++++ Dataset excerpts ++++
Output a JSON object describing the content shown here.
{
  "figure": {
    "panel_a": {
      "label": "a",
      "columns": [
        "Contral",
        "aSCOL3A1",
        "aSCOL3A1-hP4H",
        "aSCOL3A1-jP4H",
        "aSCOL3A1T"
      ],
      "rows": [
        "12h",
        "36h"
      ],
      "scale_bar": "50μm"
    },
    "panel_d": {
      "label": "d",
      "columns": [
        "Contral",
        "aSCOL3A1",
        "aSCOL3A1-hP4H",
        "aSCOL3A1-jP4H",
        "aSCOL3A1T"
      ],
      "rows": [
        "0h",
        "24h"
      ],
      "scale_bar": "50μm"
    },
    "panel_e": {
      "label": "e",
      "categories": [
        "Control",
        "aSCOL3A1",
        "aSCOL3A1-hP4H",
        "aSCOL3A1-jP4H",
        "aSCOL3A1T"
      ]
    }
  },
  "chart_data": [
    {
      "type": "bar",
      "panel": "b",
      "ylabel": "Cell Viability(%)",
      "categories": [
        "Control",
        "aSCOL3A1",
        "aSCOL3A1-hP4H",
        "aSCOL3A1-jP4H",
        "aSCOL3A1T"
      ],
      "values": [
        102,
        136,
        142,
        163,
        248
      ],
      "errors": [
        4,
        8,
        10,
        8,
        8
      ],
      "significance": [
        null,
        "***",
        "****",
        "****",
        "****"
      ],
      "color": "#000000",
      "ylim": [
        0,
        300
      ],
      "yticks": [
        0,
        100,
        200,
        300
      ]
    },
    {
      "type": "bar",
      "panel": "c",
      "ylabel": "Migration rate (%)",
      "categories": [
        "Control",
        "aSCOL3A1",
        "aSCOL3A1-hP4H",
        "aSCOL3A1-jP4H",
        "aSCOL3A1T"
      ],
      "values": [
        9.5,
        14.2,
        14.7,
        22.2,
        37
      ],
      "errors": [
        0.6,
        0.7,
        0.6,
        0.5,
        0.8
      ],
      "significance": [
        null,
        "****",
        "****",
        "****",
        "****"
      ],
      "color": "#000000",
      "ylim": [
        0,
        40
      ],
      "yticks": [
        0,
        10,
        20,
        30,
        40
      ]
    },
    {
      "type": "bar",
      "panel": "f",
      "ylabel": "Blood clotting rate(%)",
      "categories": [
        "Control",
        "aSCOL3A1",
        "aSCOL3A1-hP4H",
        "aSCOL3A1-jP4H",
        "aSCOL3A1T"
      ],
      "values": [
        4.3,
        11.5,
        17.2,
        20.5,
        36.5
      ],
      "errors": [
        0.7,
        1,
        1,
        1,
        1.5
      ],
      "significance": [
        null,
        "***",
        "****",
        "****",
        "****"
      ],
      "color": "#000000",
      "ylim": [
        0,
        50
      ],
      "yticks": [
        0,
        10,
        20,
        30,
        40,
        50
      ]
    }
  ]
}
++++
-- Given request --
Repeat each record in full; every line must match exactly.

-- Correct response --
Output a JSON object describing the content shown here.
{
  "figure": {
    "panel_a": {
      "label": "a",
      "columns": [
        "Contral",
        "aSCOL3A1",
        "aSCOL3A1-hP4H",
        "aSCOL3A1-jP4H",
        "aSCOL3A1T"
      ],
      "rows": [
        "12h",
        "36h"
      ],
      "scale_bar": "50μm"
    },
    "panel_d": {
      "label": "d",
      "columns": [
        "Contral",
        "aSCOL3A1",
        "aSCOL3A1-hP4H",
        "aSCOL3A1-jP4H",
        "aSCOL3A1T"
      ],
      "rows": [
        "0h",
        "24h"
      ],
      "scale_bar": "50μm"
    },
    "panel_e": {
      "label": "e",
      "categories": [
        "Control",
        "aSCOL3A1",
        "aSCOL3A1-hP4H",
        "aSCOL3A1-jP4H",
        "aSCOL3A1T"
      ]
    }
  },
  "chart_data": [
    {
      "type": "bar",
      "panel": "b",
      "ylabel": "Cell Viability(%)",
      "categories": [
        "Control",
        "aSCOL3A1",
        "aSCOL3A1-hP4H",
        "aSCOL3A1-jP4H",
        "aSCOL3A1T"
      ],
      "values": [
        102,
        136,
        142,
        163,
        248
      ],
      "errors": [
        4,
        8,
        10,
        8,
        8
      ],
      "significance": [
        null,
        "***",
        "****",
        "****",
        "****"
      ],
      "color": "#000000",
      "ylim": [
        0,
        300
      ],
      "yticks": [
        0,
        100,
        200,
        300
      ]
    },
    {
      "type": "bar",
      "panel": "c",
      "ylabel": "Migration rate (%)",
      "categories": [
        "Control",
        "aSCOL3A1",
        "aSCOL3A1-hP4H",
        "aSCOL3A1-jP4H",
        "aSCOL3A1T"
      ],
      "values": [
        9.5,
        14.2,
        14.7,
        22.2,
        37
      ],
      "errors": [
        0.6,
        0.7,
        0.6,
        0.5,
        0.8
      ],
      "significance": [
        null,
        "****",
        "****",
        "****",
        "****"
      ],
      "color": "#000000",
      "ylim": [
        0,
        40
      ],
      "yticks": [
        0,
        10,
        20,
        30,
        40
      ]
    },
    {
      "type": "bar",
      "panel": "f",
      "ylabel": "Blood clotting rate(%)",
      "categories": [
        "Control",
        "aSCOL3A1",
        "aSCOL3A1-hP4H",
        "aSCOL3A1-jP4H",
        "aSCOL3A1T"
      ],
      "values": [
        4.3,
        11.5,
        17.2,
        20.5,
        36.5
      ],
      "errors": [
        0.7,
        1,
        1,
        1,
        1.5
      ],
      "significance": [
        null,
        "***",
        "****",
        "****",
        "****"
      ],
      "color": "#000000",
      "ylim": [
        0,
        50
      ],
      "yticks": [
        0,
        10,
        20,
        30,
        40,
        50
      ]
    }
  ]
}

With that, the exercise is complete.